[Collected data]
============================================================

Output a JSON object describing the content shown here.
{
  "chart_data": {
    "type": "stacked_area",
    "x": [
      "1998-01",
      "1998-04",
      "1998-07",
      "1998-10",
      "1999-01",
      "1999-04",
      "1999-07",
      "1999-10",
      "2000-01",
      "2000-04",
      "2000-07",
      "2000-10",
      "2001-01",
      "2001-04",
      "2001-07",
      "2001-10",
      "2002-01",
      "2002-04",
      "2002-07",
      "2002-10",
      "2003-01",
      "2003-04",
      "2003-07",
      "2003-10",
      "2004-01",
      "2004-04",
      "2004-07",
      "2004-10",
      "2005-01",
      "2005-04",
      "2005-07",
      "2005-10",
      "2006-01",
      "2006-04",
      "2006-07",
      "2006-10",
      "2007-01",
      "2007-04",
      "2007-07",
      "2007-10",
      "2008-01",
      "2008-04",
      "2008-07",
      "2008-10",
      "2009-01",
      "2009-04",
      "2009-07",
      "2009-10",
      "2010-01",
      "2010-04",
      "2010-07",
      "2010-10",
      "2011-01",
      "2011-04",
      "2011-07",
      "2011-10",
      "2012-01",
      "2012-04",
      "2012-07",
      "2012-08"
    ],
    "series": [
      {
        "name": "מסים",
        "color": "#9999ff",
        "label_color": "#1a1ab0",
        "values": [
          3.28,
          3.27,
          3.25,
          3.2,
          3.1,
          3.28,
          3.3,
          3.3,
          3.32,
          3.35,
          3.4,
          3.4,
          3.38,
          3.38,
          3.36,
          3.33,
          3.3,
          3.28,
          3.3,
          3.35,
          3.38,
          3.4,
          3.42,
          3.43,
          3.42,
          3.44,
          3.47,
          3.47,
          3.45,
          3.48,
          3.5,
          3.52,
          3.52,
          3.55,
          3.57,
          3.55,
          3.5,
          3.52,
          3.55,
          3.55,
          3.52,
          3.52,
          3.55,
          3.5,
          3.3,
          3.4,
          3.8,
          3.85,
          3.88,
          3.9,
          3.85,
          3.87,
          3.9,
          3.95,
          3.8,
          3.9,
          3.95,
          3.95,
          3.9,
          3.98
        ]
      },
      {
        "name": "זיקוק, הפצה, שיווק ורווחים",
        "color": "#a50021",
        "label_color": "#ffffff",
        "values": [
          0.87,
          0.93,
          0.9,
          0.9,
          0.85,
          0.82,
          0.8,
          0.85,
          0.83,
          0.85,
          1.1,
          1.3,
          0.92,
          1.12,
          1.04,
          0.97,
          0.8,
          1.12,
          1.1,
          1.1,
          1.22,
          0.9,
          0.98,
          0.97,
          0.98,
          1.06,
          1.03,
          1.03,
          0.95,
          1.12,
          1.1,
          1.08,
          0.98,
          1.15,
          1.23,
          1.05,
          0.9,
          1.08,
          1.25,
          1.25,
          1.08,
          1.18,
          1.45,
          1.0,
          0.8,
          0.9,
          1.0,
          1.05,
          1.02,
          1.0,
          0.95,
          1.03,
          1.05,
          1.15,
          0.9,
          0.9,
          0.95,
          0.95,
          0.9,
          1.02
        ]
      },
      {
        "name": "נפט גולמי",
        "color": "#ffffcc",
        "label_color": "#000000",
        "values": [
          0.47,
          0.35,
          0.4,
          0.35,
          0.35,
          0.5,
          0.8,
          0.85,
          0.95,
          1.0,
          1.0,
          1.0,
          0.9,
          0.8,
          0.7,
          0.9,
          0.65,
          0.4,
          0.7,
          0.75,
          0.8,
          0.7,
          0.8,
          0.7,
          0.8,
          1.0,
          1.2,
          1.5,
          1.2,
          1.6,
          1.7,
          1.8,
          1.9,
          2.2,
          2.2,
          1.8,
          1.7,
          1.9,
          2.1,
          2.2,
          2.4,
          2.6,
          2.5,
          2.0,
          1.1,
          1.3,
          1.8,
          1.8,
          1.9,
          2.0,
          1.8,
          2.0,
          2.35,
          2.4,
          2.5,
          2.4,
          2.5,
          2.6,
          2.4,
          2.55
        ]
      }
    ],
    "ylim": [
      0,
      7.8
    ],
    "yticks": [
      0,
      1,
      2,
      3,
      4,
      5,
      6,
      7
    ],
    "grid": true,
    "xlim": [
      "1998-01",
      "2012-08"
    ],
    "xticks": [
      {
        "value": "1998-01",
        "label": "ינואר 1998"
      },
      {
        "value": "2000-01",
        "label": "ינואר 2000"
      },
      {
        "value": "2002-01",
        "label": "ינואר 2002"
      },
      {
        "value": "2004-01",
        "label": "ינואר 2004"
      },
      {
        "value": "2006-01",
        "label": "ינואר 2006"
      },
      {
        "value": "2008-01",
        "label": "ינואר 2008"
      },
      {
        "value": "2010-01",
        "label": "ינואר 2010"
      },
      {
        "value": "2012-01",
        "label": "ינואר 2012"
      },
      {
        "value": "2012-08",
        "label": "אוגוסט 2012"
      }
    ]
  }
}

============================================================

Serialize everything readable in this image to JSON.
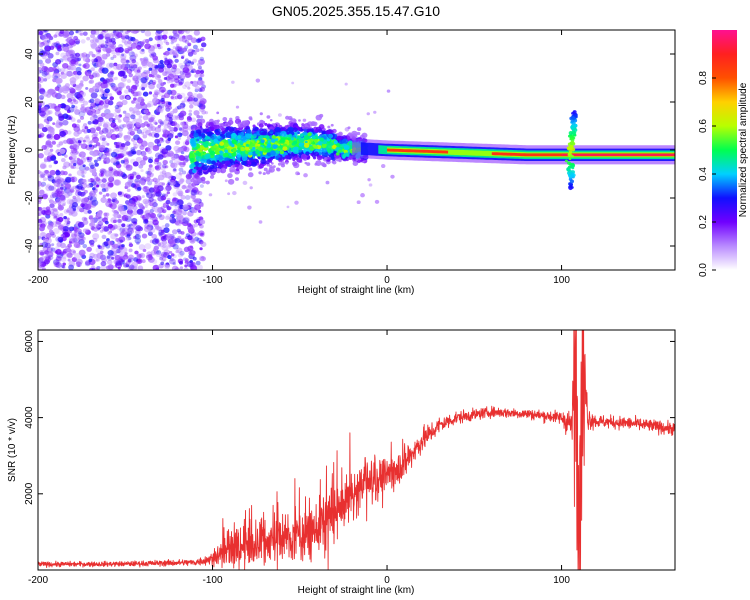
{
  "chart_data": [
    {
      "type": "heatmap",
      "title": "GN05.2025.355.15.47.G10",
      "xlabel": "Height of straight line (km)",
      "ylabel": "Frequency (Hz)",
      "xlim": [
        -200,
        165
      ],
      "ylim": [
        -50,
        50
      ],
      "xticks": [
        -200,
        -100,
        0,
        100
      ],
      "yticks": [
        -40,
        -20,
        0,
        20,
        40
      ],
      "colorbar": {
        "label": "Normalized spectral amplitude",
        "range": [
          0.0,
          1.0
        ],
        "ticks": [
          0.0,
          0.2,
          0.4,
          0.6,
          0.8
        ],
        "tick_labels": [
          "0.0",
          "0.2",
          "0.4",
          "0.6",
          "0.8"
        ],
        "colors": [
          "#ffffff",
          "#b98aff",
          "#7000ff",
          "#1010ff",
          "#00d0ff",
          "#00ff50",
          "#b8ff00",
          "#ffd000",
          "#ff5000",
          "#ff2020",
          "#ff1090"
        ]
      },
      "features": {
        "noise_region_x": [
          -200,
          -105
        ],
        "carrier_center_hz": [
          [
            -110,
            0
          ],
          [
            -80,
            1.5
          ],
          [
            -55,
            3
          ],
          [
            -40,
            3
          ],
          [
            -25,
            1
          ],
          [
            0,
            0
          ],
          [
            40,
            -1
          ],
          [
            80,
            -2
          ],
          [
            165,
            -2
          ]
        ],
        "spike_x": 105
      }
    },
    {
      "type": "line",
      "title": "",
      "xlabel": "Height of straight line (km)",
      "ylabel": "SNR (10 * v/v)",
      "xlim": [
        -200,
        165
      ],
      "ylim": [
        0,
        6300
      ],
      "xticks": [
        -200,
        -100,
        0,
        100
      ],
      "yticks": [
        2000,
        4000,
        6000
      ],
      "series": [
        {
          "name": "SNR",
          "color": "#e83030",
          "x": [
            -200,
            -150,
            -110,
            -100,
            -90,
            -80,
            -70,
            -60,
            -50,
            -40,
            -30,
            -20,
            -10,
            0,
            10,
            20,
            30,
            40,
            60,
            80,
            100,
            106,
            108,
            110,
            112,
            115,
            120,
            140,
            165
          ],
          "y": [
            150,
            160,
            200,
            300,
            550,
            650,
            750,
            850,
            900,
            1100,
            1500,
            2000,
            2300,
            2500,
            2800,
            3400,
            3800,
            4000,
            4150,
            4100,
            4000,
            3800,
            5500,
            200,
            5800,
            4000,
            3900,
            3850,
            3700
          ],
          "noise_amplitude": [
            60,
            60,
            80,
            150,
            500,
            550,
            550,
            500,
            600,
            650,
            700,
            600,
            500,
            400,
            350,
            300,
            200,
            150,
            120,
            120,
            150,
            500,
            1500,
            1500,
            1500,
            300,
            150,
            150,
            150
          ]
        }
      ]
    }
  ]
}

============================================================

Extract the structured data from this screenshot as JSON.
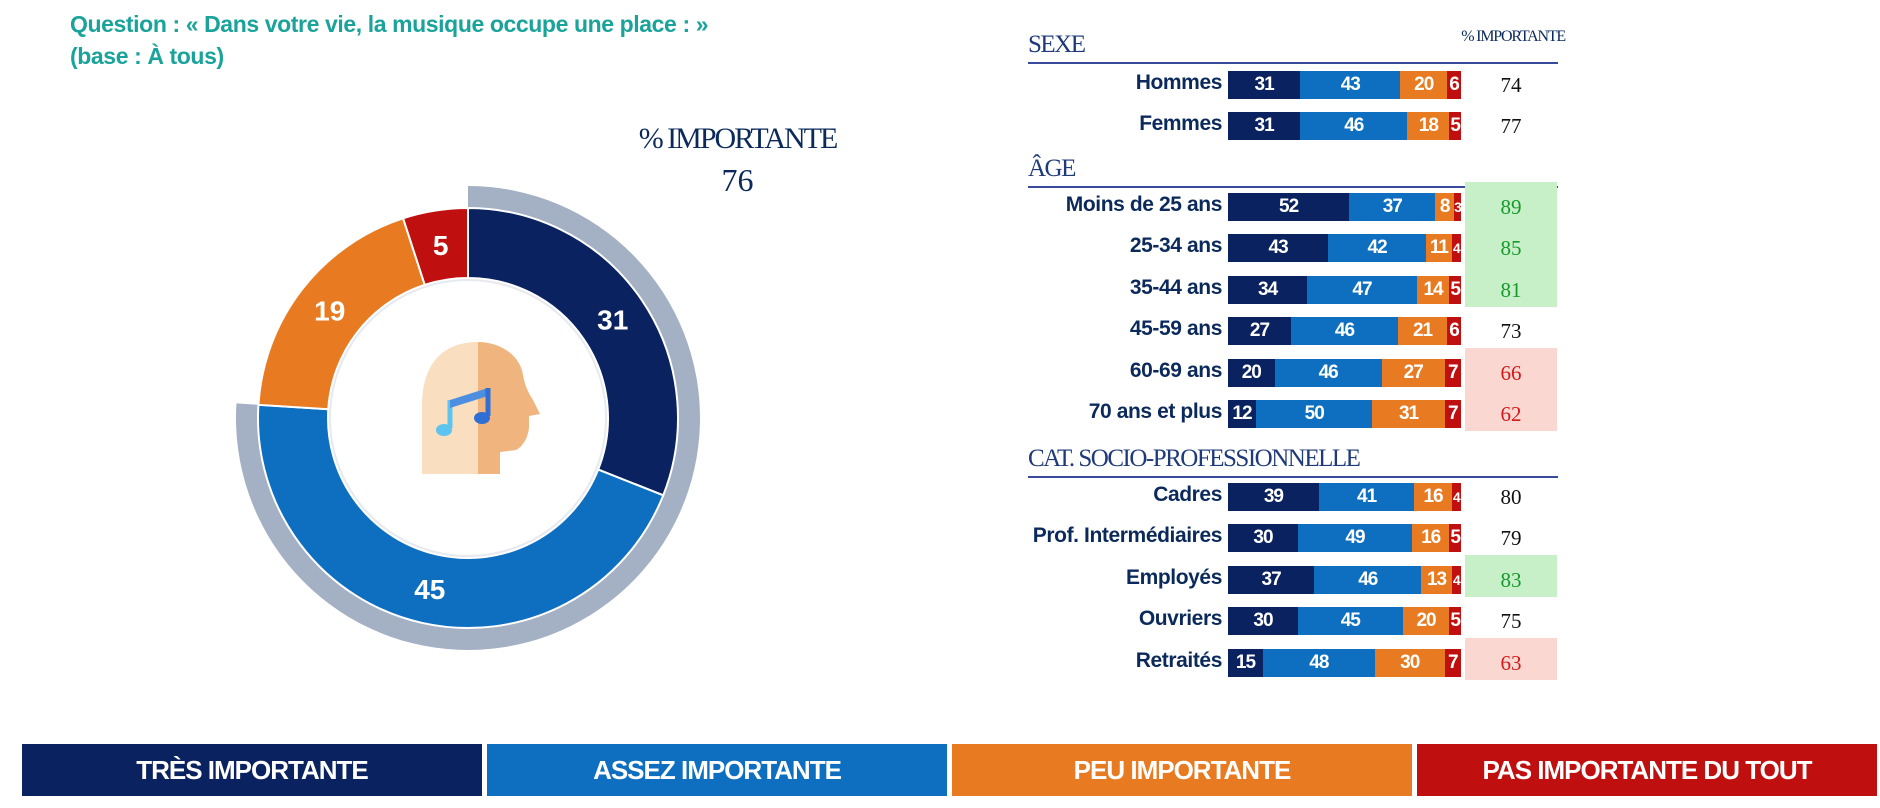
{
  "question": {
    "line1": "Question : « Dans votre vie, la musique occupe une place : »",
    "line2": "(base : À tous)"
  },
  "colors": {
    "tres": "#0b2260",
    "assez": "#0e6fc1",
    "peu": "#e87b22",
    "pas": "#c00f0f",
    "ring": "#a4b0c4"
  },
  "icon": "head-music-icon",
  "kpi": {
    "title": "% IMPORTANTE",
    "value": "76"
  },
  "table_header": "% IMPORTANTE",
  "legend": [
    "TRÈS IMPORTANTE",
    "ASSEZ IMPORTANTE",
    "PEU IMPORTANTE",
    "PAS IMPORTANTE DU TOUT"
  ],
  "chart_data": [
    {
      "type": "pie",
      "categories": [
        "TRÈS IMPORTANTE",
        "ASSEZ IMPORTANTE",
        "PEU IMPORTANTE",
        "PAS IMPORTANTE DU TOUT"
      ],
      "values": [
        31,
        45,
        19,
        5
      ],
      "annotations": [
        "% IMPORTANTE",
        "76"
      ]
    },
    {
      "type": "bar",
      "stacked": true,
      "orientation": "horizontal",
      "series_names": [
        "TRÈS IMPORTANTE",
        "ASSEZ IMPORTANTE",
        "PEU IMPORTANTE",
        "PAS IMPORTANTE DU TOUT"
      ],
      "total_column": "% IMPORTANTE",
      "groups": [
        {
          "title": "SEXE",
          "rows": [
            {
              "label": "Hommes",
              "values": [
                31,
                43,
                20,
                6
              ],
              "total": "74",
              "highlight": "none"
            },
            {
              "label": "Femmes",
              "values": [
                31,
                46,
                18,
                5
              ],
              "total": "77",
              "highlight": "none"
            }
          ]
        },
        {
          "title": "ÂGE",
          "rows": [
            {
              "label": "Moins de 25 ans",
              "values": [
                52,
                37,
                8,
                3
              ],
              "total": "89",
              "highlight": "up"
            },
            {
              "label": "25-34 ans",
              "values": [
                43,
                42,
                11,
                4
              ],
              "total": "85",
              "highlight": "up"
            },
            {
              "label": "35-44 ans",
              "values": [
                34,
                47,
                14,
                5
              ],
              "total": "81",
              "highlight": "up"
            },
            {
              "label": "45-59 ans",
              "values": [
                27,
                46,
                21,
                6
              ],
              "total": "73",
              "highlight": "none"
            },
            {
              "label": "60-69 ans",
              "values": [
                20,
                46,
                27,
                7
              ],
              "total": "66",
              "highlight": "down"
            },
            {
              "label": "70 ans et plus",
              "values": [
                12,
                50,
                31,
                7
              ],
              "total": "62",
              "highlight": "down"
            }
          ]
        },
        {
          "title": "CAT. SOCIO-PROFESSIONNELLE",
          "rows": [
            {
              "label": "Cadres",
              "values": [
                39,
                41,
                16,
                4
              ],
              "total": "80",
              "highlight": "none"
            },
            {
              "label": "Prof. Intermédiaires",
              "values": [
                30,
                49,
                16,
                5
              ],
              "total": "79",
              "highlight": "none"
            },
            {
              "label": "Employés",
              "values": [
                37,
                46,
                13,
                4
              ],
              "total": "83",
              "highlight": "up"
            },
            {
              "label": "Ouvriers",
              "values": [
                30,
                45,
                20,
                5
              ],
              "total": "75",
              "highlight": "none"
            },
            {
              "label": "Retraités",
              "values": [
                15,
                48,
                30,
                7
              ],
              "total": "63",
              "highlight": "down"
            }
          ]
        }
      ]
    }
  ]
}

============================================================

▶ [STATED TASK]: Collect the lines of the records that include the string "JSON".

▶ [CORRECT OUTPUT]:
Output a JSON object describing the content shown here.
Serialize everything readable in this image to JSON.
Extract the structured data from this screenshot as JSON.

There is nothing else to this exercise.